WRITTEN PROBLEM:
Put each line from the start of the records through the line holding "dialog-titlebar: Select Key", inclusive, into a JSON list of strings, one string per line, leaving out blank lines.

INPUT RECORDS:
════════════════
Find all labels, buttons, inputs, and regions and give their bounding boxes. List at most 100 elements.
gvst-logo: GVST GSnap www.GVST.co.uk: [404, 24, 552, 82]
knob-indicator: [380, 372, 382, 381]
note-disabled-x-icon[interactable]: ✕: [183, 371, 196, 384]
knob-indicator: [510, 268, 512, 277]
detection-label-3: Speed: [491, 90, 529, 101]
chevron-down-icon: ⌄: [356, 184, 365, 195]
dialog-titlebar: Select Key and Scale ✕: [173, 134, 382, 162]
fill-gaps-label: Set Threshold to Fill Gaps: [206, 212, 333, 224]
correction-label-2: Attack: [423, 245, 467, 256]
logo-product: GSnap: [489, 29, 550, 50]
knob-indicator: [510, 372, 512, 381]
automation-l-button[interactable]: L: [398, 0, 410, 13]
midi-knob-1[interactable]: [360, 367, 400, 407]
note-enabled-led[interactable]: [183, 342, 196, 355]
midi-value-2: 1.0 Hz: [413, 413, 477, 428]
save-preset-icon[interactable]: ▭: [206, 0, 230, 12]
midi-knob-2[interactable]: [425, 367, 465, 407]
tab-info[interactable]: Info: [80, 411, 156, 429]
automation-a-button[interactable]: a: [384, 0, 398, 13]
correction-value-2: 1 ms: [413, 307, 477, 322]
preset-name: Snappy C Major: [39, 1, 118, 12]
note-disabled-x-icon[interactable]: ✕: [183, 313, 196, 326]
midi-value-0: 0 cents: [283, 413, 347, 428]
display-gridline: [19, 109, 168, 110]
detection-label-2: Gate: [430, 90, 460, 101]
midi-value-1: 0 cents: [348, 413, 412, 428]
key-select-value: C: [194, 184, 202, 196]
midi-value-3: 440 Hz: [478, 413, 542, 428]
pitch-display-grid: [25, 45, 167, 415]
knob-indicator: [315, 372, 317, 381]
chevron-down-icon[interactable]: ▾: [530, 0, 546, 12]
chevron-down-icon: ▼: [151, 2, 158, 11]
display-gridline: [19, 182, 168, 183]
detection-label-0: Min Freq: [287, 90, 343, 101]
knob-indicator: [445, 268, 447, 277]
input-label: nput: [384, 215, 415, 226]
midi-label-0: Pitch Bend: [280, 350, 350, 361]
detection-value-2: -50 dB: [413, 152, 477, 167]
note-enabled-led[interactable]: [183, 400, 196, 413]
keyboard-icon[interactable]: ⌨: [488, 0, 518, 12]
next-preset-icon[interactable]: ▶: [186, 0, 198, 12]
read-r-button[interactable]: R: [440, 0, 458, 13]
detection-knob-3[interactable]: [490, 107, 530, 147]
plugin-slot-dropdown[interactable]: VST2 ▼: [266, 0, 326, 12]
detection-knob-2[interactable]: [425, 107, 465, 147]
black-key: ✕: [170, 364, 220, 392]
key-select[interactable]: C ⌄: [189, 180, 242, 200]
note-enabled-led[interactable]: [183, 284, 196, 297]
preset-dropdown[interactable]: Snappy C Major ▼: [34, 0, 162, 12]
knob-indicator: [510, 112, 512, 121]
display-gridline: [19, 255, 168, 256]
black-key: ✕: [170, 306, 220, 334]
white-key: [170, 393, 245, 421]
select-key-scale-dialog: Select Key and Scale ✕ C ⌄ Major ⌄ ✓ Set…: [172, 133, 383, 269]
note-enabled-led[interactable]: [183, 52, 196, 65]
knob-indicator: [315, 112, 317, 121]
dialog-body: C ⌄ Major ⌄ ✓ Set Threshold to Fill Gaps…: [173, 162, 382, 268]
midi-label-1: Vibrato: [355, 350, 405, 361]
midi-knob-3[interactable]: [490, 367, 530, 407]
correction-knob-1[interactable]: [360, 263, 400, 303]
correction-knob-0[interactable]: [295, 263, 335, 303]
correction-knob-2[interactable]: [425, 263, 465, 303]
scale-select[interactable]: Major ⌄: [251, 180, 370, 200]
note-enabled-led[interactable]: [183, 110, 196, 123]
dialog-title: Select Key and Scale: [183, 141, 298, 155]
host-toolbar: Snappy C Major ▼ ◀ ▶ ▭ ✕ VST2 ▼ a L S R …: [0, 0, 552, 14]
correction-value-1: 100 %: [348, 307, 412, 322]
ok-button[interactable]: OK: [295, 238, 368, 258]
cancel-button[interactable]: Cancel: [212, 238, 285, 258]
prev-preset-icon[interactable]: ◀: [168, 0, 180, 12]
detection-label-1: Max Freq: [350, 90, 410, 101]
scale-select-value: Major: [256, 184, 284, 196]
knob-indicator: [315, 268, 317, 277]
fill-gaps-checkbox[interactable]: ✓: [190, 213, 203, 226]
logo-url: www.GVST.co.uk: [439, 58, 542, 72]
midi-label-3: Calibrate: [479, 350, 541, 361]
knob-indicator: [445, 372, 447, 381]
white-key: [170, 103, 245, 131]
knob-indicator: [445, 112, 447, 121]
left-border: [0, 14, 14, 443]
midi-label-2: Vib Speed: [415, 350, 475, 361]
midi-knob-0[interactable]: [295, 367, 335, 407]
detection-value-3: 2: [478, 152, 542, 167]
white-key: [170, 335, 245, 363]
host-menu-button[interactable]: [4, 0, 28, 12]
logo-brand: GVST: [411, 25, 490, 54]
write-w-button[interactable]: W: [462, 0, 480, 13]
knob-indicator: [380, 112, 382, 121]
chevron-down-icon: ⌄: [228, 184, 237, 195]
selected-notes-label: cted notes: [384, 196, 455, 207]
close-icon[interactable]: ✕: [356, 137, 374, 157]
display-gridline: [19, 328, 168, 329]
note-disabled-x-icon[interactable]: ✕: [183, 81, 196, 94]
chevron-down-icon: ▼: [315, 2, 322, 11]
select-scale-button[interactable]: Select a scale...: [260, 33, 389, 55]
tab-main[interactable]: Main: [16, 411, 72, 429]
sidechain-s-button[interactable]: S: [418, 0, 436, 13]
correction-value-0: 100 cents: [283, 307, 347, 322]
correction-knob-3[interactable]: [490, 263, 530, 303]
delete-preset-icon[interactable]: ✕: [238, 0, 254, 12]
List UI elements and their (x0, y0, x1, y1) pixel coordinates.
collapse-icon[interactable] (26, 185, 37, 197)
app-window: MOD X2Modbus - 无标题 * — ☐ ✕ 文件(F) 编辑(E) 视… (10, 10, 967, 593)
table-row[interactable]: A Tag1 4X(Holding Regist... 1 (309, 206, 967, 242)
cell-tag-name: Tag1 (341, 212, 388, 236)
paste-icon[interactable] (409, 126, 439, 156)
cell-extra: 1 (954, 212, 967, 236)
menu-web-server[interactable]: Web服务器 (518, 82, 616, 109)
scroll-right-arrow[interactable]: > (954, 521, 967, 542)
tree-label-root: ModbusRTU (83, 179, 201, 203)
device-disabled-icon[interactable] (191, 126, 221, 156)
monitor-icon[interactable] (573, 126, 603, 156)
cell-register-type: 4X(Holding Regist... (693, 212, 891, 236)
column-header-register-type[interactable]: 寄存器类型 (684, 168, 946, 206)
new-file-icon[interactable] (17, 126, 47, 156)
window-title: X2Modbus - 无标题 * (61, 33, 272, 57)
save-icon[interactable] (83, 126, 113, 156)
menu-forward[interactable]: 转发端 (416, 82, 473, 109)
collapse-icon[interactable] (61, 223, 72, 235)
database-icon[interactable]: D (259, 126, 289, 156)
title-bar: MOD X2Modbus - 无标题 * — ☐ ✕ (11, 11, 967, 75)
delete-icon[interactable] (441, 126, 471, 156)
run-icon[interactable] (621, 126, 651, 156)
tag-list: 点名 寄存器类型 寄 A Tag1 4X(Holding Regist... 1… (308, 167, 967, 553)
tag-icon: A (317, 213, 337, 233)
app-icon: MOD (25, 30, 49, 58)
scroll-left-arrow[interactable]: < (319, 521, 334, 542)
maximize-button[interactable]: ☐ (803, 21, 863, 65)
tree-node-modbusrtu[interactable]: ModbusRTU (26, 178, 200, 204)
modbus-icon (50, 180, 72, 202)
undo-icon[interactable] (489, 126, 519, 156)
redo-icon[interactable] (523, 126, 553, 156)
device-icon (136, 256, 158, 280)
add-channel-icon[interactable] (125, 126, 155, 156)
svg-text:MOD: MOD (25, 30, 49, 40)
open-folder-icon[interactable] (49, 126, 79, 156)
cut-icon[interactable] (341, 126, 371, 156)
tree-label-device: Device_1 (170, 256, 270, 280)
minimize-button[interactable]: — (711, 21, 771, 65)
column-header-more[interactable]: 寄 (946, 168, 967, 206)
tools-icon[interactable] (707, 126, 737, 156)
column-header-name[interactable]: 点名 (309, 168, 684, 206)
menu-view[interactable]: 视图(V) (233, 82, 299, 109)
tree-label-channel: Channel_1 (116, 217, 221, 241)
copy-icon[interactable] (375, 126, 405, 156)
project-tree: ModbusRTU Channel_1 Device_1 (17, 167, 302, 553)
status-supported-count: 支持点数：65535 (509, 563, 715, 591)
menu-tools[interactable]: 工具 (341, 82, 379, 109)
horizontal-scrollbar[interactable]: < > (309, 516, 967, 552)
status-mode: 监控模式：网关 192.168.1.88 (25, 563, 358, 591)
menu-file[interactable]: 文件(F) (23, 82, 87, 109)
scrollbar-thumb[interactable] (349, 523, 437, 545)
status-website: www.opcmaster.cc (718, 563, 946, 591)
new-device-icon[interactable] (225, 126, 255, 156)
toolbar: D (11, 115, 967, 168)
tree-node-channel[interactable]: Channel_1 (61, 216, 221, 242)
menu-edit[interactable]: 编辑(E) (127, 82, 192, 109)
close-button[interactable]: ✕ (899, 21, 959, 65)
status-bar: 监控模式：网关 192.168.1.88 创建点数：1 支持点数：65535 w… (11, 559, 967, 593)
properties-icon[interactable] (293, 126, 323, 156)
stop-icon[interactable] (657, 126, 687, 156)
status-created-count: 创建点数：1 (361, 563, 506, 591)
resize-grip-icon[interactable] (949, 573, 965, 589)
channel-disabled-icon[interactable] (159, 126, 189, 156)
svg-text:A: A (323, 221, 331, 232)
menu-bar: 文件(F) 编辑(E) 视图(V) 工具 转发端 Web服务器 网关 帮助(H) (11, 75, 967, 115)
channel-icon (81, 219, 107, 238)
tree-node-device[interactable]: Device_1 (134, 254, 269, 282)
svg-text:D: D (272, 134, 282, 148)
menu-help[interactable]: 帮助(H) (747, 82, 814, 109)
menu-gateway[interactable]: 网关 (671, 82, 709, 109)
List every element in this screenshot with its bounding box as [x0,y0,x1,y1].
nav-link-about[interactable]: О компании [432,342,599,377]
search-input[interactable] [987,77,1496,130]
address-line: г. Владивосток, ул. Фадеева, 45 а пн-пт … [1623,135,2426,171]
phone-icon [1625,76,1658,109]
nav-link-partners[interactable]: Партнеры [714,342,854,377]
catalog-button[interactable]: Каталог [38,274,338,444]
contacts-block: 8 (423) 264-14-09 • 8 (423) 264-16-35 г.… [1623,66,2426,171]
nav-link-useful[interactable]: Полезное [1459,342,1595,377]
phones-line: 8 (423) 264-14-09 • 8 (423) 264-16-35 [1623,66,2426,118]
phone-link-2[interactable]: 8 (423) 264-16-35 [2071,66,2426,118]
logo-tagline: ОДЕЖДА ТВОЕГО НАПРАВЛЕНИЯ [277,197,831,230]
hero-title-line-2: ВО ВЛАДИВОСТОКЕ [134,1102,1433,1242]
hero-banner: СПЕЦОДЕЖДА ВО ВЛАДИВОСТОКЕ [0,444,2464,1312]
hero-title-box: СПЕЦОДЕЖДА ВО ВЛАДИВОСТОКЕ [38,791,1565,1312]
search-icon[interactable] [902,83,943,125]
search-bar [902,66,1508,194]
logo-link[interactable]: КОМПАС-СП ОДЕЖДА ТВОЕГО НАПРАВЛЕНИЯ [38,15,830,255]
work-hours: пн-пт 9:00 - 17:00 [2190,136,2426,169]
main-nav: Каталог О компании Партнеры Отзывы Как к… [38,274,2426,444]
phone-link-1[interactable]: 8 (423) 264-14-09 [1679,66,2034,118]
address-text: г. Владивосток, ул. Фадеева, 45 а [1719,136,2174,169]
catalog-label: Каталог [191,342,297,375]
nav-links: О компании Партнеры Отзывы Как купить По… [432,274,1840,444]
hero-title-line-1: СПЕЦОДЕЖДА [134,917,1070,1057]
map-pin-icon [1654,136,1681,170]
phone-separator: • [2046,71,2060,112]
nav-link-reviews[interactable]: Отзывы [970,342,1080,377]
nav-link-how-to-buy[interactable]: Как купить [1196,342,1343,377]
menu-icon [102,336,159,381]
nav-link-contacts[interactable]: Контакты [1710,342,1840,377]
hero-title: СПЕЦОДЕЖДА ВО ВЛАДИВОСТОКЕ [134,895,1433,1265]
════════════════
FINAL RESULT:
[
  "Find all labels, buttons, inputs, and regions and give their bounding boxes. List at most 100 elements.",
  "gvst-logo: GVST GSnap www.GVST.co.uk: [404, 24, 552, 82]",
  "knob-indicator: [380, 372, 382, 381]",
  "note-disabled-x-icon[interactable]: ✕: [183, 371, 196, 384]",
  "knob-indicator: [510, 268, 512, 277]",
  "detection-label-3: Speed: [491, 90, 529, 101]",
  "chevron-down-icon: ⌄: [356, 184, 365, 195]",
  "dialog-titlebar: Select Key and Scale ✕: [173, 134, 382, 162]"
]